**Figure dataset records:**
##############################

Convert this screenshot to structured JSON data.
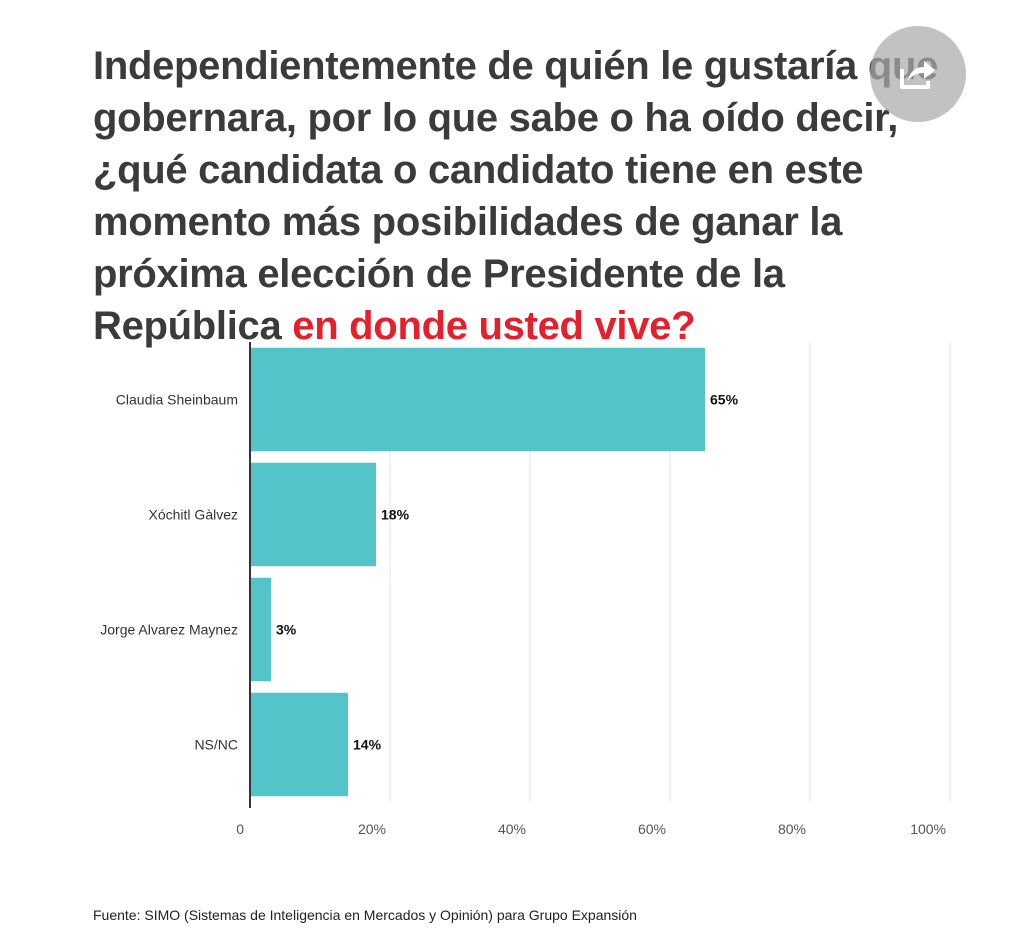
{
  "title": {
    "main": "Independientemente de quién le gustaría que gobernara, por lo que sabe o ha oído decir, ¿qué candidata o candidato tiene en este momento más posibilidades de ganar la próxima elección de Presidente de la República ",
    "highlight": "en donde usted vive?"
  },
  "share": {
    "icon": "share-icon"
  },
  "chart_data": {
    "type": "bar",
    "orientation": "horizontal",
    "categories": [
      "Claudia Sheinbaum",
      "Xóchitl Gàlvez",
      "Jorge Alvarez Maynez",
      "NS/NC"
    ],
    "values": [
      65,
      18,
      3,
      14
    ],
    "data_labels": [
      "65%",
      "18%",
      "3%",
      "14%"
    ],
    "x_ticks": [
      {
        "value": 0,
        "label": "0"
      },
      {
        "value": 20,
        "label": "20%"
      },
      {
        "value": 40,
        "label": "40%"
      },
      {
        "value": 60,
        "label": "60%"
      },
      {
        "value": 80,
        "label": "80%"
      },
      {
        "value": 100,
        "label": "100%"
      }
    ],
    "xlim": [
      0,
      100
    ],
    "grid": true,
    "bar_color": "#54c4cb"
  },
  "source": "Fuente: SIMO (Sistemas de Inteligencia en Mercados y Opinión) para Grupo Expansión"
}
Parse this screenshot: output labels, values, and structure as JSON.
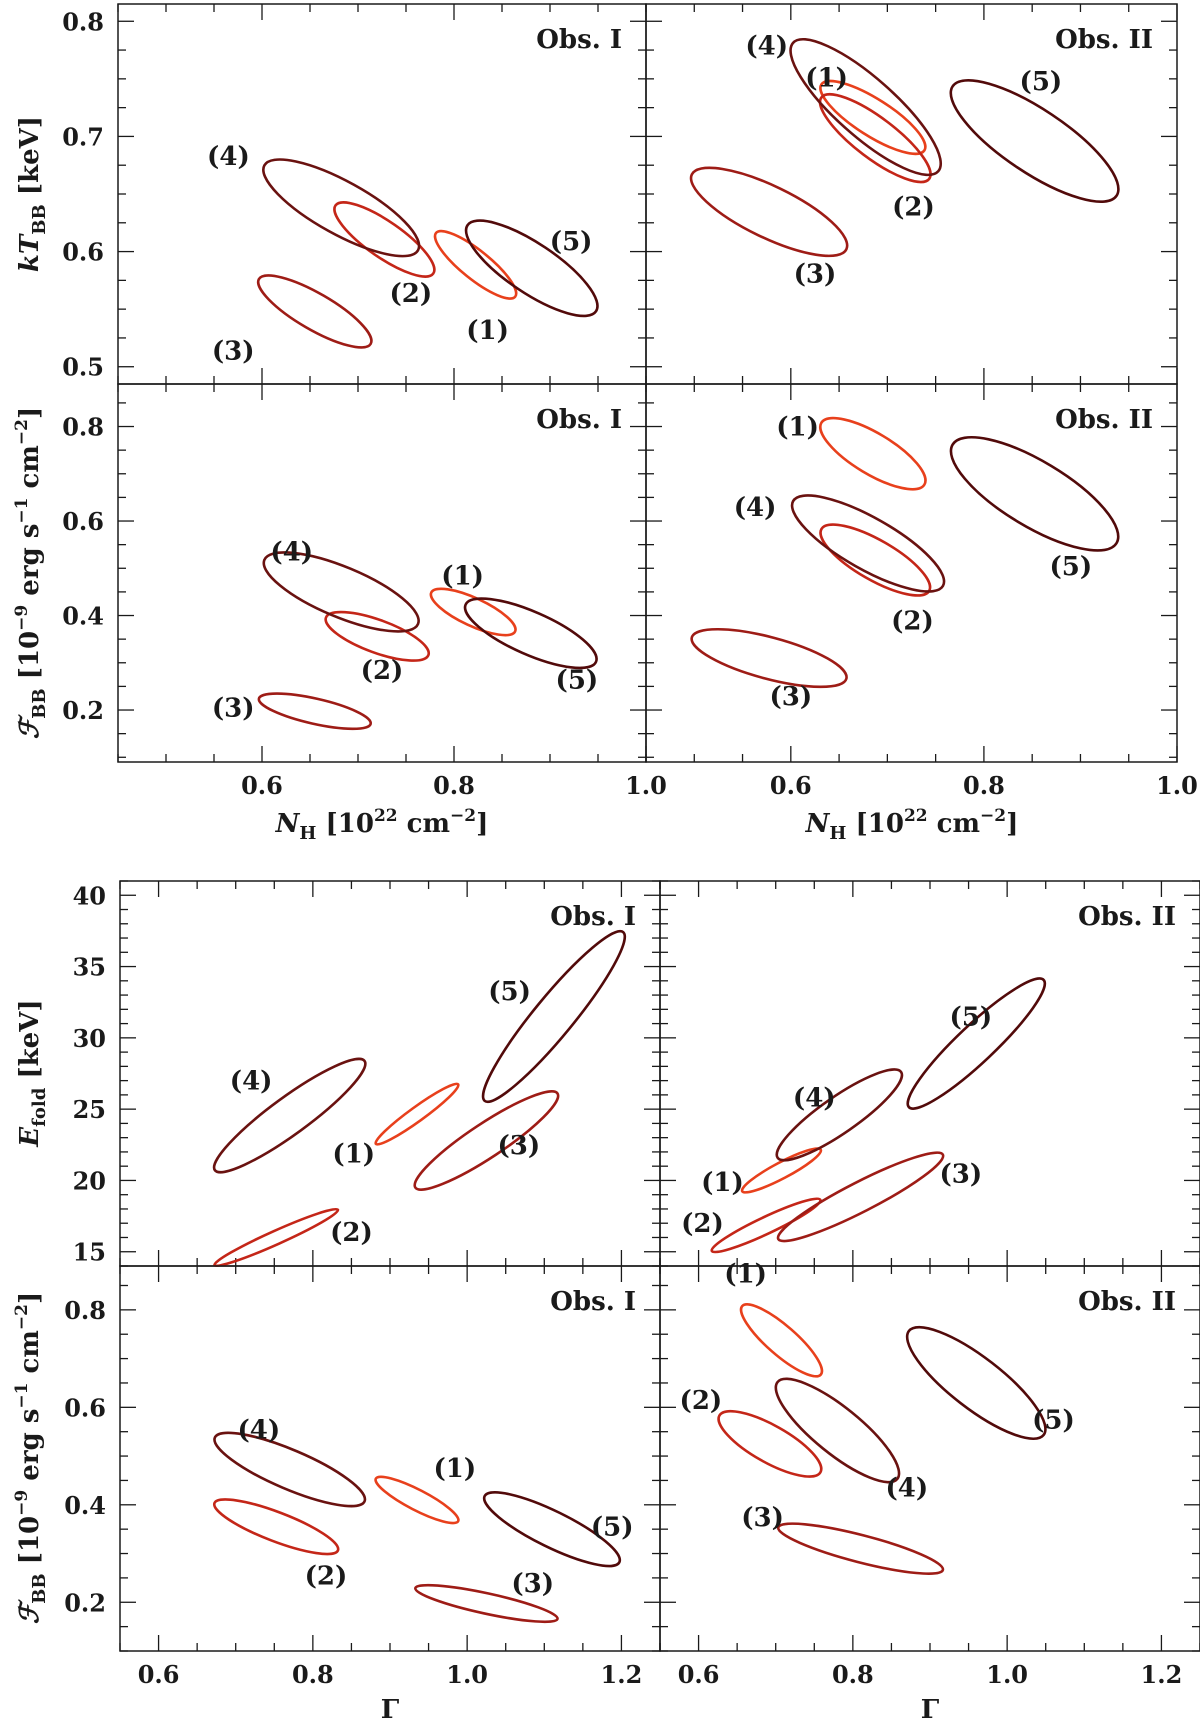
{
  "figure": {
    "colors": {
      "1": "#e8401c",
      "2": "#c42618",
      "3": "#9e1c16",
      "4": "#6a1210",
      "5": "#520a0a"
    }
  },
  "chart_data": [
    {
      "type": "scatter",
      "title": "Obs. I",
      "panel": "top-left",
      "xlabel": "N_H [10^22 cm^-2]",
      "ylabel": "kT_BB [keV]",
      "xlim": [
        0.45,
        1.0
      ],
      "ylim": [
        0.485,
        0.815
      ],
      "yticks": [
        "0.5",
        "0.6",
        "0.7",
        "0.8"
      ],
      "series": [
        {
          "name": "(1)",
          "shape": "confidence-ellipse",
          "x": [
            0.78,
            0.865
          ],
          "y": [
            0.56,
            0.617
          ]
        },
        {
          "name": "(2)",
          "shape": "confidence-ellipse",
          "x": [
            0.675,
            0.78
          ],
          "y": [
            0.58,
            0.641
          ]
        },
        {
          "name": "(3)",
          "shape": "confidence-ellipse",
          "x": [
            0.595,
            0.715
          ],
          "y": [
            0.519,
            0.577
          ]
        },
        {
          "name": "(4)",
          "shape": "confidence-ellipse",
          "x": [
            0.6,
            0.765
          ],
          "y": [
            0.6,
            0.676
          ]
        },
        {
          "name": "(5)",
          "shape": "confidence-ellipse",
          "x": [
            0.812,
            0.95
          ],
          "y": [
            0.547,
            0.624
          ]
        }
      ]
    },
    {
      "type": "scatter",
      "title": "Obs. II",
      "panel": "top-right",
      "xlabel": "N_H [10^22 cm^-2]",
      "ylabel": "kT_BB [keV]",
      "xlim": [
        0.45,
        1.0
      ],
      "ylim": [
        0.485,
        0.815
      ],
      "series": [
        {
          "name": "(1)",
          "shape": "confidence-ellipse",
          "x": [
            0.63,
            0.74
          ],
          "y": [
            0.687,
            0.746
          ]
        },
        {
          "name": "(2)",
          "shape": "confidence-ellipse",
          "x": [
            0.63,
            0.745
          ],
          "y": [
            0.662,
            0.735
          ]
        },
        {
          "name": "(3)",
          "shape": "confidence-ellipse",
          "x": [
            0.495,
            0.66
          ],
          "y": [
            0.601,
            0.668
          ]
        },
        {
          "name": "(4)",
          "shape": "confidence-ellipse",
          "x": [
            0.6,
            0.755
          ],
          "y": [
            0.668,
            0.783
          ]
        },
        {
          "name": "(5)",
          "shape": "confidence-ellipse",
          "x": [
            0.765,
            0.94
          ],
          "y": [
            0.647,
            0.745
          ]
        }
      ]
    },
    {
      "type": "scatter",
      "title": "Obs. I",
      "panel": "middle-left",
      "xlabel": "N_H [10^22 cm^-2]",
      "ylabel": "F_BB [10^-9 erg s^-1 cm^-2]",
      "xlim": [
        0.45,
        1.0
      ],
      "ylim": [
        0.09,
        0.89
      ],
      "xticks": [
        "0.6",
        "0.8",
        "1.0"
      ],
      "yticks": [
        "0.2",
        "0.4",
        "0.6",
        "0.8"
      ],
      "series": [
        {
          "name": "(1)",
          "shape": "confidence-ellipse",
          "x": [
            0.775,
            0.865
          ],
          "y": [
            0.365,
            0.45
          ]
        },
        {
          "name": "(2)",
          "shape": "confidence-ellipse",
          "x": [
            0.665,
            0.775
          ],
          "y": [
            0.315,
            0.397
          ]
        },
        {
          "name": "(3)",
          "shape": "confidence-ellipse",
          "x": [
            0.595,
            0.715
          ],
          "y": [
            0.17,
            0.225
          ]
        },
        {
          "name": "(4)",
          "shape": "confidence-ellipse",
          "x": [
            0.6,
            0.765
          ],
          "y": [
            0.38,
            0.52
          ]
        },
        {
          "name": "(5)",
          "shape": "confidence-ellipse",
          "x": [
            0.81,
            0.95
          ],
          "y": [
            0.3,
            0.425
          ]
        }
      ]
    },
    {
      "type": "scatter",
      "title": "Obs. II",
      "panel": "middle-right",
      "xlabel": "N_H [10^22 cm^-2]",
      "ylabel": "F_BB [10^-9 erg s^-1 cm^-2]",
      "xlim": [
        0.45,
        1.0
      ],
      "ylim": [
        0.09,
        0.89
      ],
      "xticks": [
        "0.6",
        "0.8",
        "1.0"
      ],
      "series": [
        {
          "name": "(1)",
          "shape": "confidence-ellipse",
          "x": [
            0.63,
            0.74
          ],
          "y": [
            0.675,
            0.81
          ]
        },
        {
          "name": "(2)",
          "shape": "confidence-ellipse",
          "x": [
            0.63,
            0.745
          ],
          "y": [
            0.45,
            0.585
          ]
        },
        {
          "name": "(3)",
          "shape": "confidence-ellipse",
          "x": [
            0.495,
            0.66
          ],
          "y": [
            0.265,
            0.355
          ]
        },
        {
          "name": "(4)",
          "shape": "confidence-ellipse",
          "x": [
            0.6,
            0.76
          ],
          "y": [
            0.46,
            0.645
          ]
        },
        {
          "name": "(5)",
          "shape": "confidence-ellipse",
          "x": [
            0.765,
            0.94
          ],
          "y": [
            0.55,
            0.765
          ]
        }
      ]
    },
    {
      "type": "scatter",
      "title": "Obs. I",
      "panel": "lower-left",
      "xlabel": "Γ",
      "ylabel": "E_fold [keV]",
      "xlim": [
        0.55,
        1.25
      ],
      "ylim": [
        14.0,
        41.0
      ],
      "yticks": [
        "15",
        "20",
        "25",
        "30",
        "35",
        "40"
      ],
      "series": [
        {
          "name": "(1)",
          "shape": "confidence-ellipse",
          "x": [
            0.88,
            0.99
          ],
          "y": [
            22.5,
            26.8
          ]
        },
        {
          "name": "(2)",
          "shape": "confidence-ellipse",
          "x": [
            0.67,
            0.835
          ],
          "y": [
            14.0,
            18.0
          ]
        },
        {
          "name": "(3)",
          "shape": "confidence-ellipse",
          "x": [
            0.93,
            1.12
          ],
          "y": [
            19.4,
            26.2
          ]
        },
        {
          "name": "(4)",
          "shape": "confidence-ellipse",
          "x": [
            0.67,
            0.87
          ],
          "y": [
            20.6,
            28.5
          ]
        },
        {
          "name": "(5)",
          "shape": "confidence-ellipse",
          "x": [
            1.02,
            1.205
          ],
          "y": [
            25.4,
            37.6
          ]
        }
      ]
    },
    {
      "type": "scatter",
      "title": "Obs. II",
      "panel": "lower-right",
      "xlabel": "Γ",
      "ylabel": "E_fold [keV]",
      "xlim": [
        0.55,
        1.25
      ],
      "ylim": [
        14.0,
        41.0
      ],
      "series": [
        {
          "name": "(1)",
          "shape": "confidence-ellipse",
          "x": [
            0.655,
            0.76
          ],
          "y": [
            19.2,
            22.2
          ]
        },
        {
          "name": "(2)",
          "shape": "confidence-ellipse",
          "x": [
            0.615,
            0.76
          ],
          "y": [
            15.0,
            18.7
          ]
        },
        {
          "name": "(3)",
          "shape": "confidence-ellipse",
          "x": [
            0.7,
            0.92
          ],
          "y": [
            15.8,
            21.9
          ]
        },
        {
          "name": "(4)",
          "shape": "confidence-ellipse",
          "x": [
            0.7,
            0.865
          ],
          "y": [
            21.5,
            27.7
          ]
        },
        {
          "name": "(5)",
          "shape": "confidence-ellipse",
          "x": [
            0.87,
            1.05
          ],
          "y": [
            25.0,
            34.2
          ]
        }
      ]
    },
    {
      "type": "scatter",
      "title": "Obs. I",
      "panel": "bottom-left",
      "xlabel": "Γ",
      "ylabel": "F_BB [10^-9 erg s^-1 cm^-2]",
      "xlim": [
        0.55,
        1.25
      ],
      "ylim": [
        0.1,
        0.89
      ],
      "xticks": [
        "0.6",
        "0.8",
        "1.0",
        "1.2"
      ],
      "yticks": [
        "0.2",
        "0.4",
        "0.6",
        "0.8"
      ],
      "series": [
        {
          "name": "(1)",
          "shape": "confidence-ellipse",
          "x": [
            0.88,
            0.99
          ],
          "y": [
            0.365,
            0.455
          ]
        },
        {
          "name": "(2)",
          "shape": "confidence-ellipse",
          "x": [
            0.67,
            0.835
          ],
          "y": [
            0.305,
            0.405
          ]
        },
        {
          "name": "(3)",
          "shape": "confidence-ellipse",
          "x": [
            0.93,
            1.12
          ],
          "y": [
            0.165,
            0.23
          ]
        },
        {
          "name": "(4)",
          "shape": "confidence-ellipse",
          "x": [
            0.67,
            0.87
          ],
          "y": [
            0.405,
            0.54
          ]
        },
        {
          "name": "(5)",
          "shape": "confidence-ellipse",
          "x": [
            1.02,
            1.2
          ],
          "y": [
            0.28,
            0.42
          ]
        }
      ]
    },
    {
      "type": "scatter",
      "title": "Obs. II",
      "panel": "bottom-right",
      "xlabel": "Γ",
      "ylabel": "F_BB [10^-9 erg s^-1 cm^-2]",
      "xlim": [
        0.55,
        1.25
      ],
      "ylim": [
        0.1,
        0.89
      ],
      "xticks": [
        "0.6",
        "0.8",
        "1.0",
        "1.2"
      ],
      "series": [
        {
          "name": "(1)",
          "shape": "confidence-ellipse",
          "x": [
            0.655,
            0.76
          ],
          "y": [
            0.665,
            0.81
          ]
        },
        {
          "name": "(2)",
          "shape": "confidence-ellipse",
          "x": [
            0.625,
            0.76
          ],
          "y": [
            0.465,
            0.585
          ]
        },
        {
          "name": "(3)",
          "shape": "confidence-ellipse",
          "x": [
            0.7,
            0.92
          ],
          "y": [
            0.265,
            0.355
          ]
        },
        {
          "name": "(4)",
          "shape": "confidence-ellipse",
          "x": [
            0.7,
            0.86
          ],
          "y": [
            0.45,
            0.655
          ]
        },
        {
          "name": "(5)",
          "shape": "confidence-ellipse",
          "x": [
            0.87,
            1.05
          ],
          "y": [
            0.54,
            0.76
          ]
        }
      ]
    }
  ]
}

##############################

**Objective:** From the listing above, collect every line that mentions the word "bottom".

**Full response:**
      "panel": "bottom-left",
      "panel": "bottom-right",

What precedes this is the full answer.